Element location data:
====

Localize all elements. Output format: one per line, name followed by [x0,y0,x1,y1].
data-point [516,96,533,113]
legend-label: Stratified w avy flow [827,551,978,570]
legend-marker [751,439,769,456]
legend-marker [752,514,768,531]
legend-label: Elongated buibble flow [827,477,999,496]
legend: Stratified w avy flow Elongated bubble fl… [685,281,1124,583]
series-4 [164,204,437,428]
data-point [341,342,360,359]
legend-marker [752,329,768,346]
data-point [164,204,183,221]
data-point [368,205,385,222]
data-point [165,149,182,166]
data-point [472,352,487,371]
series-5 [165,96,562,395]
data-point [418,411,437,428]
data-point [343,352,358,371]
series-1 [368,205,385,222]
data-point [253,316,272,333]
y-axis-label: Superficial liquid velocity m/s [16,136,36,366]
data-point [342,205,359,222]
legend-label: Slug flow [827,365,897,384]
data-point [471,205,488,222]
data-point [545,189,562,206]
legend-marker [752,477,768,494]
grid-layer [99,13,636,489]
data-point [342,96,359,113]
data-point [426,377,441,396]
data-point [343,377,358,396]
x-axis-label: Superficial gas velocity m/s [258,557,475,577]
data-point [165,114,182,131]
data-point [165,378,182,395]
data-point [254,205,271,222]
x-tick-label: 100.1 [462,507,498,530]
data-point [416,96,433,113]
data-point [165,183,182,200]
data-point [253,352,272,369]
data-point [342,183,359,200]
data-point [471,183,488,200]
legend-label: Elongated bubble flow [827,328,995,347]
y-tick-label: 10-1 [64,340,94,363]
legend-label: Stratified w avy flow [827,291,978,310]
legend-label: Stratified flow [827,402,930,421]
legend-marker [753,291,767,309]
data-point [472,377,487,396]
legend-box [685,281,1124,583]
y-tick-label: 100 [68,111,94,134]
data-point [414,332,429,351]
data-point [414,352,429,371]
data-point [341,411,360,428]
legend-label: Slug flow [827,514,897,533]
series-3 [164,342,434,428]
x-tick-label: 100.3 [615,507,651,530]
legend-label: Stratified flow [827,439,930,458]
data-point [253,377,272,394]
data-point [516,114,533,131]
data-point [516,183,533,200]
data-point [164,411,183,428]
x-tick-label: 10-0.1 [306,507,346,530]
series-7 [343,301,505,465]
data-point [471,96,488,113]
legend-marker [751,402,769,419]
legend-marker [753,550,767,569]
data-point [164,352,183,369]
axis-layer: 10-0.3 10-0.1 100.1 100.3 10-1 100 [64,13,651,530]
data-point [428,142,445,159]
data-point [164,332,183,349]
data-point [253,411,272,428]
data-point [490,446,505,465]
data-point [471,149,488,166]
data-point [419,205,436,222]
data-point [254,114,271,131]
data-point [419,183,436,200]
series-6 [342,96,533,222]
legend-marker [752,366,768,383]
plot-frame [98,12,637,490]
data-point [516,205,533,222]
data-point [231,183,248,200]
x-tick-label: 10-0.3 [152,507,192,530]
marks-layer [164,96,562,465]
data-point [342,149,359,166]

====

• [WHAT YOU ARE ASKED TO DO]: Convert the entries above into a Markdown table with two columns, No. and Line. Put each line in its own numbered row and leave out blank lines.

• [RESULT FOR THIS TASK]:
| No. | Line |
|---|---|
| 1 | Localize all elements. Output format: one per line, name followed by [x0,y0,x1,y1]. |
| 2 | data-point [516,96,533,113] |
| 3 | legend-label: Stratified w avy flow [827,551,978,570] |
| 4 | legend-marker [751,439,769,456] |
| 5 | legend-marker [752,514,768,531] |
| 6 | legend-label: Elongated buibble flow [827,477,999,496] |
| 7 | legend: Stratified w avy flow Elongated bubble fl… [685,281,1124,583] |
| 8 | series-4 [164,204,437,428] |
| 9 | data-point [341,342,360,359] |
| 10 | legend-marker [752,329,768,346] |
| 11 | data-point [164,204,183,221] |
| 12 | data-point [368,205,385,222] |
| 13 | data-point [165,149,182,166] |
| 14 | data-point [472,352,487,371] |
| 15 | series-5 [165,96,562,395] |
| 16 | data-point [418,411,437,428] |
| 17 | data-point [343,352,358,371] |
| 18 | series-1 [368,205,385,222] |
| 19 | data-point [253,316,272,333] |
| 20 | y-axis-label: Superficial liquid velocity m/s [16,136,36,366] |
| 21 | data-point [342,205,359,222] |
| 22 | legend-label: Slug flow [827,365,897,384] |
| 23 | data-point [471,205,488,222] |
| 24 | data-point [545,189,562,206] |
| 25 | legend-marker [752,477,768,494] |
| 26 | grid-layer [99,13,636,489] |
| 27 | data-point [342,96,359,113] |
| 28 | data-point [426,377,441,396] |
| 29 | data-point [343,377,358,396] |
| 30 | x-axis-label: Superficial gas velocity m/s [258,557,475,577] |
| 31 | data-point [165,114,182,131] |
| 32 | data-point [165,378,182,395] |
| 33 | data-point [254,205,271,222] |
| 34 | x-tick-label: 100.1 [462,507,498,530] |
| 35 | data-point [416,96,433,113] |
| 36 | data-point [165,183,182,200] |
| 37 | data-point [253,352,272,369] |
| 38 | data-point [342,183,359,200] |
| 39 | data-point [471,183,488,200] |
| 40 | legend-label: Elongated bubble flow [827,328,995,347] |
| 41 | y-tick-label: 10-1 [64,340,94,363] |
| 42 | legend-label: Stratified w avy flow [827,291,978,310] |
| 43 | legend-label: Stratified flow [827,402,930,421] |
| 44 | legend-marker [753,291,767,309] |
| 45 | data-point [472,377,487,396] |
| 46 | legend-box [685,281,1124,583] |
| 47 | y-tick-label: 100 [68,111,94,134] |
| 48 | data-point [414,332,429,351] |
| 49 | data-point [414,352,429,371] |
| 50 | data-point [341,411,360,428] |
| 51 | legend-label: Slug flow [827,514,897,533] |
| 52 | series-3 [164,342,434,428] |
| 53 | x-tick-label: 100.3 [615,507,651,530] |
| 54 | legend-label: Stratified flow [827,439,930,458] |
| 55 | data-point [253,377,272,394] |
| 56 | data-point [516,114,533,131] |
| 57 | data-point [516,183,533,200] |
| 58 | data-point [164,411,183,428] |
| 59 | x-tick-label: 10-0.1 [306,507,346,530] |
| 60 | series-7 [343,301,505,465] |
| 61 | data-point [471,96,488,113] |
| 62 | legend-marker [751,402,769,419] |
| 63 | legend-marker [753,550,767,569] |
| 64 | data-point [164,352,183,369] |
| 65 | axis-layer: 10-0.3 10-0.1 100.1 100.3 10-1 100 [64,13,651,530] |
| 66 | data-point [428,142,445,159] |
| 67 | data-point [164,332,183,349] |
| 68 | data-point [253,411,272,428] |
| 69 | data-point [490,446,505,465] |
| 70 | data-point [471,149,488,166] |
| 71 | data-point [419,205,436,222] |
| 72 | data-point [254,114,271,131] |
| 73 | data-point [419,183,436,200] |
| 74 | series-6 [342,96,533,222] |
| 75 | legend-marker [752,366,768,383] |
| 76 | plot-frame [98,12,637,490] |
| 77 | data-point [516,205,533,222] |
| 78 | data-point [231,183,248,200] |
| 79 | x-tick-label: 10-0.3 [152,507,192,530] |
| 80 | marks-layer [164,96,562,465] |
| 81 | data-point [342,149,359,166] |